INSTRUCTION. Copy out word for word the lines in the entries below, starting at the line that contains "data-point (250, 263, 257, 269)" and ending at the line that contains "data-point (340, 75, 346, 82)", with both of those lines included.
◇ ◇ ◇ ◇ ◇
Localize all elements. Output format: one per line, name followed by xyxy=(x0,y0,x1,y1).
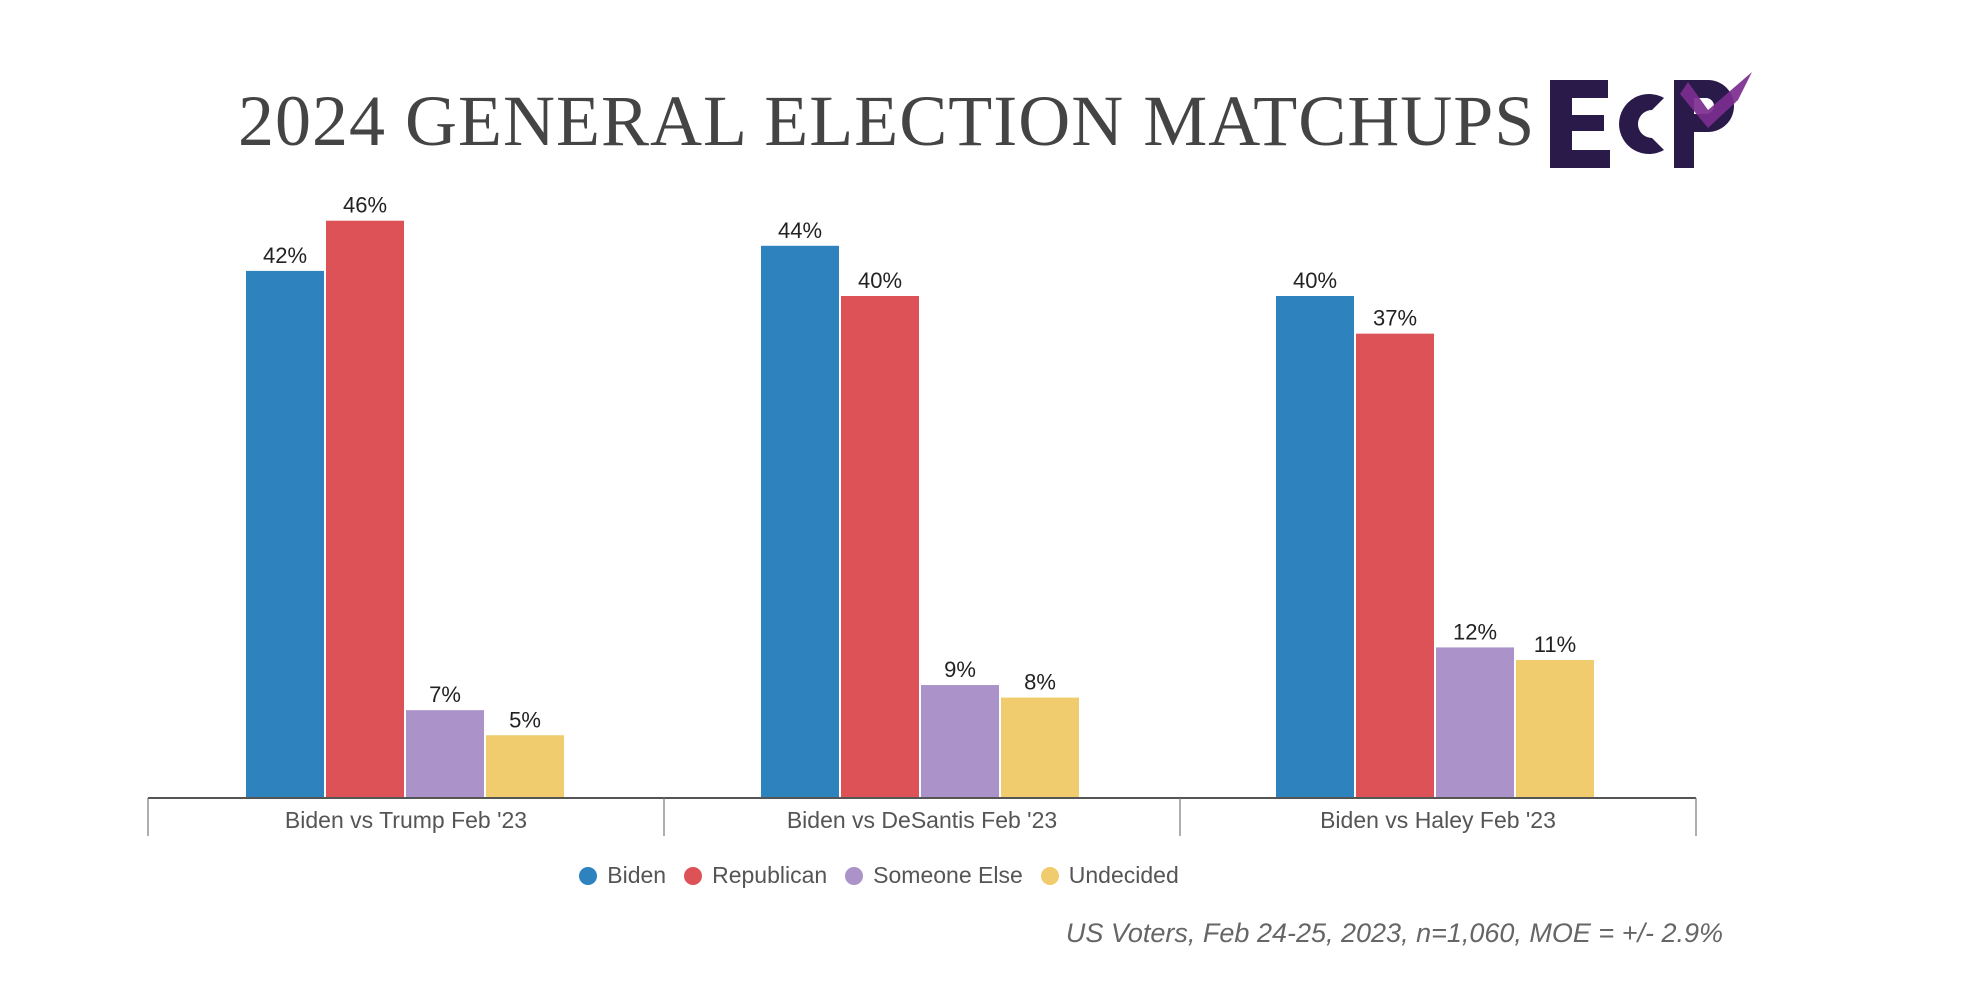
bar-undecided-2 xyxy=(1001,697,1079,798)
legend-label-republican: Republican xyxy=(712,862,828,888)
bar-biden-1 xyxy=(246,270,324,798)
data-label-biden-2: 44% xyxy=(778,218,822,243)
data-label-undecided-3: 11% xyxy=(1534,632,1576,657)
data-label-someone-else-3: 12% xyxy=(1453,619,1497,644)
data-label-biden-1: 42% xyxy=(263,243,307,268)
chart-legend: Biden Republican Someone Else Undecided xyxy=(0,862,1868,889)
legend-swatch-undecided xyxy=(1040,866,1059,885)
category-label-2: Biden vs DeSantis Feb '23 xyxy=(787,807,1057,833)
bar-undecided-1 xyxy=(486,735,564,798)
data-label-someone-else-2: 9% xyxy=(944,657,976,682)
legend-label-someone-else: Someone Else xyxy=(873,862,1023,888)
bar-someone-else-3 xyxy=(1436,647,1514,798)
legend-swatch-biden xyxy=(579,866,598,885)
data-label-someone-else-1: 7% xyxy=(429,682,461,707)
data-label-biden-3: 40% xyxy=(1293,268,1337,293)
logo-check-mark xyxy=(1680,72,1752,128)
bar-republican-1 xyxy=(326,220,404,798)
data-label-republican-2: 40% xyxy=(858,268,902,293)
survey-footnote: US Voters, Feb 24-25, 2023, n=1,060, MOE… xyxy=(1065,918,1723,948)
legend-item-undecided: Undecided xyxy=(1040,862,1179,889)
bar-undecided-3 xyxy=(1516,659,1594,798)
ecp-logo xyxy=(1550,72,1752,168)
logo-letter-e xyxy=(1550,80,1610,168)
category-label-1: Biden vs Trump Feb '23 xyxy=(285,807,527,833)
chart-title: 2024 GENERAL ELECTION MATCHUPS xyxy=(238,81,1536,161)
logo-letter-c xyxy=(1619,94,1664,154)
bar-someone-else-2 xyxy=(921,685,999,798)
legend-swatch-someone-else xyxy=(845,866,864,885)
legend-item-someone-else: Someone Else xyxy=(845,862,1023,889)
bar-republican-3 xyxy=(1356,333,1434,798)
bar-someone-else-1 xyxy=(406,710,484,798)
bar-biden-2 xyxy=(761,245,839,799)
data-label-undecided-1: 5% xyxy=(509,707,541,732)
data-label-republican-1: 46% xyxy=(343,193,387,218)
category-label-3: Biden vs Haley Feb '23 xyxy=(1320,807,1556,833)
legend-label-biden: Biden xyxy=(607,862,667,888)
legend-swatch-republican xyxy=(684,866,703,885)
legend-item-republican: Republican xyxy=(684,862,827,889)
bar-republican-2 xyxy=(841,296,919,798)
data-label-undecided-2: 8% xyxy=(1024,670,1056,695)
legend-item-biden: Biden xyxy=(579,862,666,889)
data-label-republican-3: 37% xyxy=(1373,306,1417,331)
bar-biden-3 xyxy=(1276,296,1354,798)
legend-label-undecided: Undecided xyxy=(1068,862,1179,888)
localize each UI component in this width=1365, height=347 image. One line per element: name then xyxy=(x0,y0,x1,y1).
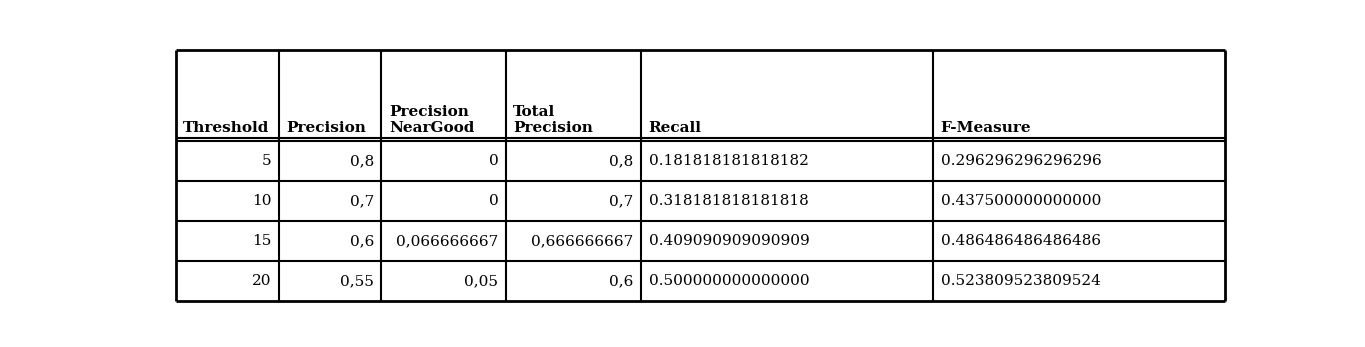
Text: Precision
NearGood: Precision NearGood xyxy=(389,105,474,135)
Text: 0,6: 0,6 xyxy=(609,274,633,288)
Text: 0.523809523809524: 0.523809523809524 xyxy=(940,274,1100,288)
Text: Precision: Precision xyxy=(287,121,366,135)
Text: 0.500000000000000: 0.500000000000000 xyxy=(648,274,809,288)
Text: 0,066666667: 0,066666667 xyxy=(396,234,498,248)
Text: 10: 10 xyxy=(251,194,272,208)
Text: 15: 15 xyxy=(253,234,272,248)
Text: 0.181818181818182: 0.181818181818182 xyxy=(648,154,808,168)
Text: Threshold: Threshold xyxy=(183,121,270,135)
Text: 0.486486486486486: 0.486486486486486 xyxy=(940,234,1100,248)
Text: 0,666666667: 0,666666667 xyxy=(531,234,633,248)
Text: 20: 20 xyxy=(251,274,272,288)
Text: 0: 0 xyxy=(489,194,498,208)
Text: 0: 0 xyxy=(489,154,498,168)
Text: Total
Precision: Total Precision xyxy=(513,105,594,135)
Text: 0,8: 0,8 xyxy=(609,154,633,168)
Text: 0.437500000000000: 0.437500000000000 xyxy=(940,194,1102,208)
Text: 0,6: 0,6 xyxy=(349,234,374,248)
Text: 0.318181818181818: 0.318181818181818 xyxy=(648,194,808,208)
Text: 0,7: 0,7 xyxy=(349,194,374,208)
Text: 0,55: 0,55 xyxy=(340,274,374,288)
Text: 0,8: 0,8 xyxy=(349,154,374,168)
Text: 5: 5 xyxy=(262,154,272,168)
Text: 0,05: 0,05 xyxy=(464,274,498,288)
Text: 0.409090909090909: 0.409090909090909 xyxy=(648,234,809,248)
Text: 0,7: 0,7 xyxy=(609,194,633,208)
Text: F-Measure: F-Measure xyxy=(940,121,1031,135)
Text: Recall: Recall xyxy=(648,121,702,135)
Text: 0.296296296296296: 0.296296296296296 xyxy=(940,154,1102,168)
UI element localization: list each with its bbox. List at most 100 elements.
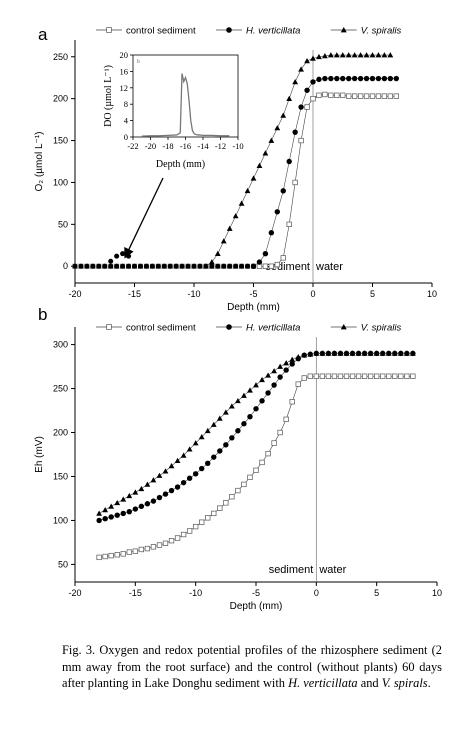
data-point (250, 263, 257, 269)
data-point (307, 373, 313, 379)
baseline-point (131, 263, 138, 269)
y-tick-label: 100 (53, 177, 68, 187)
x-tick-label: 5 (374, 588, 379, 598)
data-point (244, 187, 251, 194)
data-point (410, 373, 416, 379)
y-axis-label: Eh (mV) (34, 436, 45, 473)
baseline-point (143, 263, 150, 269)
series-v-spiralis (96, 350, 416, 516)
data-point (304, 87, 310, 93)
data-point (277, 363, 284, 369)
baseline-point (72, 263, 78, 269)
data-point (387, 75, 394, 82)
baseline-point (221, 263, 227, 269)
data-point (256, 259, 263, 265)
data-point (369, 75, 376, 82)
baseline-point (78, 263, 84, 269)
data-point (298, 137, 304, 144)
legend-entry: control sediment (96, 323, 196, 334)
baseline-point (90, 263, 96, 269)
series-v-spiralis (203, 52, 394, 269)
data-point (363, 75, 370, 82)
data-point (404, 373, 410, 379)
data-point (292, 179, 298, 186)
data-point (108, 552, 114, 559)
inset-x-tick-label: -12 (215, 141, 226, 151)
data-point (108, 514, 114, 520)
data-point (262, 250, 269, 257)
inset-y-axis-label: DO (µmol L⁻¹) (103, 65, 114, 127)
data-point (334, 92, 340, 98)
baseline-point (113, 263, 120, 269)
data-point (241, 481, 247, 488)
y-tick-label: 50 (58, 219, 68, 229)
inset-y-tick-label: 0 (124, 132, 128, 142)
series-h-verticillata (250, 75, 399, 269)
legend-marker (106, 27, 112, 33)
y-tick-label: 250 (53, 384, 68, 394)
data-point (292, 78, 299, 85)
x-axis-label: Depth (mm) (227, 302, 280, 313)
data-point (186, 446, 193, 452)
data-point (247, 387, 253, 393)
data-point (316, 76, 322, 83)
legend-entry: V. spiralis (330, 26, 401, 37)
data-point (204, 427, 211, 434)
inset-y-tick-label: 16 (120, 66, 129, 76)
data-point (222, 409, 229, 415)
inset-frame (132, 54, 239, 138)
data-point (292, 129, 298, 135)
data-point (295, 381, 301, 387)
data-point (310, 96, 316, 102)
data-point (316, 92, 322, 98)
data-point (289, 356, 296, 362)
data-point (102, 553, 108, 560)
data-point (180, 479, 187, 486)
data-point (397, 350, 404, 356)
data-point (96, 510, 103, 516)
baseline-point (244, 263, 251, 269)
data-point (319, 350, 326, 356)
data-point (322, 75, 328, 82)
inset-x-tick-label: -18 (162, 141, 173, 151)
data-point (340, 75, 346, 82)
data-point (132, 548, 138, 554)
data-point (346, 75, 352, 82)
inset-y-tick-label: 8 (124, 99, 128, 109)
baseline-point (137, 263, 144, 269)
x-tick-label: -10 (189, 588, 202, 598)
data-point (343, 373, 350, 379)
data-point (283, 416, 289, 422)
baseline-point (179, 263, 185, 269)
data-point (256, 162, 263, 169)
panel-label: b (38, 305, 47, 324)
data-point (132, 489, 139, 495)
inset-chart: -22 -20 -18 -16 -14 -12 -10 0 4 8 12 16 20 b Depth (mm… (103, 50, 244, 170)
inset-x-axis-label: Depth (mm) (156, 159, 205, 170)
data-point (247, 413, 253, 420)
x-tick-label: -10 (187, 289, 200, 299)
data-point (174, 484, 181, 490)
data-point (199, 465, 205, 472)
data-point (138, 546, 145, 553)
data-point (168, 463, 175, 469)
data-point (96, 517, 102, 524)
data-point (277, 374, 283, 380)
x-tick-label: 0 (314, 588, 319, 598)
data-point (238, 200, 245, 206)
data-point (144, 481, 151, 487)
data-point (387, 93, 393, 99)
y-tick-label: 50 (58, 559, 68, 569)
data-point (180, 452, 187, 458)
y-tick-label: 0 (63, 261, 68, 271)
data-point (168, 487, 175, 494)
data-point (232, 213, 239, 219)
y-tick-label: 100 (53, 515, 68, 525)
legend-label: V. spiralis (361, 323, 402, 334)
data-point (162, 540, 169, 546)
y-tick-label: 150 (53, 471, 68, 481)
inset-y-tick-label: 4 (124, 116, 129, 126)
data-point (193, 523, 199, 530)
data-point (289, 361, 295, 367)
◇ ◇ ◇ ◇ ◇
REPLY TO THE EXERCISE.
data-point (250, 263, 257, 269)
data-point (307, 373, 313, 379)
baseline-point (131, 263, 138, 269)
y-tick-label: 100 (53, 177, 68, 187)
x-tick-label: 5 (374, 588, 379, 598)
data-point (244, 187, 251, 194)
data-point (410, 373, 416, 379)
y-axis-label: Eh (mV) (34, 436, 45, 473)
baseline-point (143, 263, 150, 269)
series-v-spiralis (96, 350, 416, 516)
data-point (304, 87, 310, 93)
data-point (277, 363, 284, 369)
baseline-point (72, 263, 78, 269)
data-point (387, 75, 394, 82)
baseline-point (221, 263, 227, 269)
data-point (256, 259, 263, 265)
data-point (369, 75, 376, 82)
baseline-point (78, 263, 84, 269)
data-point (298, 137, 304, 144)
legend-entry: control sediment (96, 323, 196, 334)
baseline-point (90, 263, 96, 269)
series-v-spiralis (203, 52, 394, 269)
data-point (363, 75, 370, 82)
data-point (404, 373, 410, 379)
data-point (292, 179, 298, 186)
data-point (108, 552, 114, 559)
inset-x-tick-label: -12 (215, 141, 226, 151)
data-point (108, 514, 114, 520)
data-point (262, 250, 269, 257)
inset-y-axis-label: DO (µmol L⁻¹) (103, 65, 114, 127)
data-point (334, 92, 340, 98)
baseline-point (113, 263, 120, 269)
data-point (241, 481, 247, 488)
y-tick-label: 50 (58, 219, 68, 229)
inset-y-tick-label: 0 (124, 132, 128, 142)
series-h-verticillata (250, 75, 399, 269)
legend-marker (106, 27, 112, 33)
y-tick-label: 250 (53, 384, 68, 394)
data-point (292, 78, 299, 85)
x-axis-label: Depth (mm) (227, 302, 280, 313)
data-point (186, 446, 193, 452)
data-point (247, 387, 253, 393)
data-point (316, 76, 322, 83)
legend-entry: V. spiralis (330, 26, 401, 37)
data-point (204, 427, 211, 434)
inset-y-tick-label: 16 (120, 66, 129, 76)
data-point (222, 409, 229, 415)
inset-frame (132, 54, 239, 138)
data-point (292, 129, 298, 135)
data-point (295, 381, 301, 387)
data-point (310, 96, 316, 102)
data-point (316, 92, 322, 98)
data-point (289, 356, 296, 362)
data-point (102, 553, 108, 560)
data-point (180, 479, 187, 486)
data-point (397, 350, 404, 356)
data-point (96, 510, 103, 516)
baseline-point (244, 263, 251, 269)
data-point (319, 350, 326, 356)
data-point (322, 75, 328, 82)
inset-x-tick-label: -18 (162, 141, 173, 151)
data-point (340, 75, 346, 82)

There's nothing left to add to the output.